[START OF Provided material]

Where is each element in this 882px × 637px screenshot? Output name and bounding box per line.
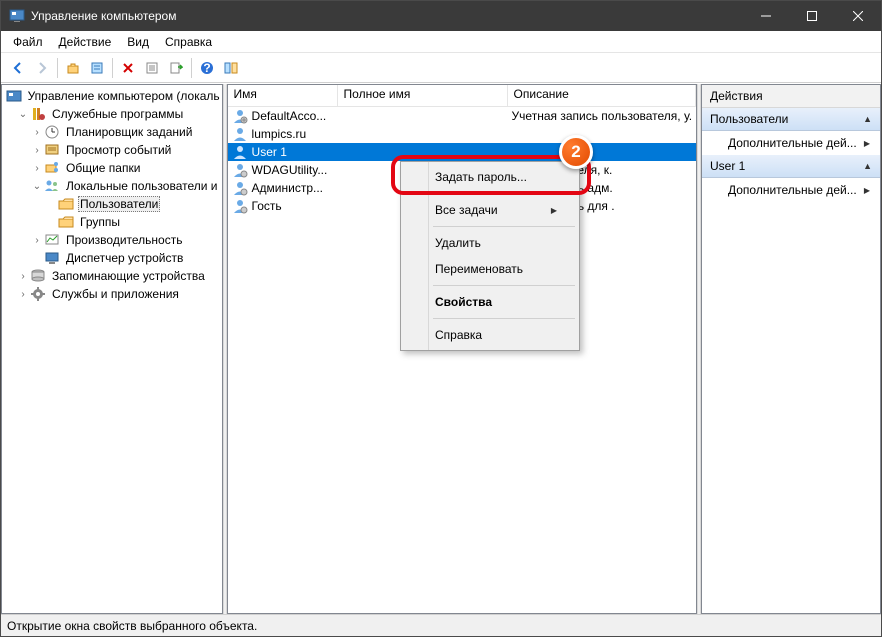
actions-more-2[interactable]: Дополнительные дей...▶ [702,178,880,202]
chevron-right-icon: ▶ [864,139,870,148]
user-icon [232,126,248,142]
ctx-delete[interactable]: Удалить [403,230,577,256]
window-title: Управление компьютером [31,9,743,23]
collapse-icon: ▲ [863,114,872,124]
tree-shared-folders[interactable]: ›Общие папки [2,159,222,177]
col-fullname[interactable]: Полное имя [338,85,508,106]
tree-device-manager[interactable]: Диспетчер устройств [2,249,222,267]
tree-services[interactable]: ›Службы и приложения [2,285,222,303]
ctx-separator [433,226,575,227]
help-button[interactable]: ? [196,57,218,79]
refresh-button[interactable] [141,57,163,79]
list-row[interactable]: lumpics.ru [228,125,697,143]
user-icon [232,180,248,196]
close-button[interactable] [835,1,881,31]
user-icon [232,108,248,124]
tree-root[interactable]: Управление компьютером (локаль [2,87,222,105]
user-icon [232,162,248,178]
properties-button[interactable] [86,57,108,79]
ctx-rename[interactable]: Переименовать [403,256,577,282]
ctx-properties[interactable]: Свойства [403,289,577,315]
actions-section-user1[interactable]: User 1▲ [702,155,880,178]
menu-view[interactable]: Вид [119,33,157,51]
ctx-set-password[interactable]: Задать пароль... [403,164,577,190]
app-icon [9,8,25,24]
tree-performance[interactable]: ›Производительность [2,231,222,249]
titlebar: Управление компьютером [1,1,881,31]
tree-event-viewer[interactable]: ›Просмотр событий [2,141,222,159]
tree-users[interactable]: Пользователи [2,195,222,213]
tree-storage[interactable]: ›Запоминающие устройства [2,267,222,285]
list-row[interactable]: DefaultAcco...Учетная запись пользовател… [228,107,697,125]
statusbar: Открытие окна свойств выбранного объекта… [1,614,881,636]
ctx-separator [433,318,575,319]
up-button[interactable] [62,57,84,79]
col-desc[interactable]: Описание [508,85,697,106]
menu-file[interactable]: Файл [5,33,51,51]
tree-system-tools[interactable]: ⌄Служебные программы [2,105,222,123]
export-button[interactable] [165,57,187,79]
ctx-help[interactable]: Справка [403,322,577,348]
show-hide-button[interactable] [220,57,242,79]
actions-header: Действия [702,85,880,108]
menubar: Файл Действие Вид Справка [1,31,881,53]
maximize-button[interactable] [789,1,835,31]
collapse-icon: ▲ [863,161,872,171]
tree-panel[interactable]: Управление компьютером (локаль ⌄Служебны… [1,84,223,614]
tree-groups[interactable]: Группы [2,213,222,231]
user-icon [232,144,248,160]
minimize-button[interactable] [743,1,789,31]
actions-more-1[interactable]: Дополнительные дей...▶ [702,131,880,155]
tree-local-users[interactable]: ⌄Локальные пользователи и [2,177,222,195]
delete-button[interactable] [117,57,139,79]
user-icon [232,198,248,214]
forward-button[interactable] [31,57,53,79]
actions-panel: Действия Пользователи▲ Дополнительные де… [701,84,881,614]
menu-help[interactable]: Справка [157,33,220,51]
tree-task-scheduler[interactable]: ›Планировщик заданий [2,123,222,141]
list-header: Имя Полное имя Описание [228,85,697,107]
menu-action[interactable]: Действие [51,33,120,51]
list-row-selected[interactable]: User 1 [228,143,697,161]
ctx-all-tasks[interactable]: Все задачи▶ [403,197,577,223]
chevron-right-icon: ▶ [864,186,870,195]
svg-text:?: ? [203,61,210,75]
chevron-right-icon: ▶ [551,206,557,215]
context-menu: Задать пароль... Все задачи▶ Удалить Пер… [400,161,580,351]
status-text: Открытие окна свойств выбранного объекта… [7,619,257,633]
actions-section-users[interactable]: Пользователи▲ [702,108,880,131]
ctx-separator [433,193,575,194]
back-button[interactable] [7,57,29,79]
toolbar: ? [1,53,881,83]
ctx-separator [433,285,575,286]
col-name[interactable]: Имя [228,85,338,106]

[END OF Provided material]

Request:
Copy out every line of the data above word for word, leaving out the picture.

Result of this task:
Where is each element in this 882px × 637px screenshot? Output name and bounding box per line.
actions-more-2[interactable]: Дополнительные дей...▶ [702,178,880,202]
chevron-right-icon: ▶ [864,139,870,148]
user-icon [232,126,248,142]
ctx-delete[interactable]: Удалить [403,230,577,256]
window-title: Управление компьютером [31,9,743,23]
collapse-icon: ▲ [863,114,872,124]
tree-shared-folders[interactable]: ›Общие папки [2,159,222,177]
col-fullname[interactable]: Полное имя [338,85,508,106]
tree-device-manager[interactable]: Диспетчер устройств [2,249,222,267]
tree-services[interactable]: ›Службы и приложения [2,285,222,303]
ctx-separator [433,226,575,227]
help-button[interactable]: ? [196,57,218,79]
refresh-button[interactable] [141,57,163,79]
list-row[interactable]: lumpics.ru [228,125,697,143]
user-icon [232,180,248,196]
close-button[interactable] [835,1,881,31]
user-icon [232,108,248,124]
tree-root[interactable]: Управление компьютером (локаль [2,87,222,105]
user-icon [232,162,248,178]
properties-button[interactable] [86,57,108,79]
ctx-rename[interactable]: Переименовать [403,256,577,282]
ctx-properties[interactable]: Свойства [403,289,577,315]
actions-section-user1[interactable]: User 1▲ [702,155,880,178]
menu-view[interactable]: Вид [119,33,157,51]
ctx-set-password[interactable]: Задать пароль... [403,164,577,190]
app-icon [9,8,25,24]
tree-performance[interactable]: ›Производительность [2,231,222,249]
titlebar: Управление компьютером [1,1,881,31]
tree-event-viewer[interactable]: ›Просмотр событий [2,141,222,159]
tree-users[interactable]: Пользователи [2,195,222,213]
tree-storage[interactable]: ›Запоминающие устройства [2,267,222,285]
list-row[interactable]: DefaultAcco...Учетная запись пользовател… [228,107,697,125]
statusbar: Открытие окна свойств выбранного объекта… [1,614,881,636]
ctx-separator [433,318,575,319]
up-button[interactable] [62,57,84,79]
col-desc[interactable]: Описание [508,85,697,106]
menu-file[interactable]: Файл [5,33,51,51]
tree-system-tools[interactable]: ⌄Служебные программы [2,105,222,123]
export-button[interactable] [165,57,187,79]
ctx-help[interactable]: Справка [403,322,577,348]
show-hide-button[interactable] [220,57,242,79]
actions-header: Действия [702,85,880,108]
menubar: Файл Действие Вид Справка [1,31,881,53]
maximize-button[interactable] [789,1,835,31]
collapse-icon: ▲ [863,161,872,171]
tree-panel[interactable]: Управление компьютером (локаль ⌄Служебны… [1,84,223,614]
tree-groups[interactable]: Группы [2,213,222,231]
user-icon [232,144,248,160]
minimize-button[interactable] [743,1,789,31]
actions-more-1[interactable]: Дополнительные дей...▶ [702,131,880,155]
tree-local-users[interactable]: ⌄Локальные пользователи и [2,177,222,195]
delete-button[interactable] [117,57,139,79]
user-icon [232,198,248,214]
forward-button[interactable] [31,57,53,79]
actions-panel: Действия Пользователи▲ Дополнительные де… [701,84,881,614]
menu-help[interactable]: Справка [157,33,220,51]
tree-task-scheduler[interactable]: ›Планировщик заданий [2,123,222,141]
list-header: Имя Полное имя Описание [228,85,697,107]
menu-action[interactable]: Действие [51,33,120,51]
list-row-selected[interactable]: User 1 [228,143,697,161]
ctx-all-tasks[interactable]: Все задачи▶ [403,197,577,223]
chevron-right-icon: ▶ [864,186,870,195]
svg-text:?: ? [203,61,210,75]
chevron-right-icon: ▶ [551,206,557,215]
context-menu: Задать пароль... Все задачи▶ Удалить Пер… [400,161,580,351]
status-text: Открытие окна свойств выбранного объекта… [7,619,257,633]
actions-section-users[interactable]: Пользователи▲ [702,108,880,131]
ctx-separator [433,193,575,194]
back-button[interactable] [7,57,29,79]
toolbar: ? [1,53,881,83]
ctx-separator [433,285,575,286]
col-name[interactable]: Имя [228,85,338,106]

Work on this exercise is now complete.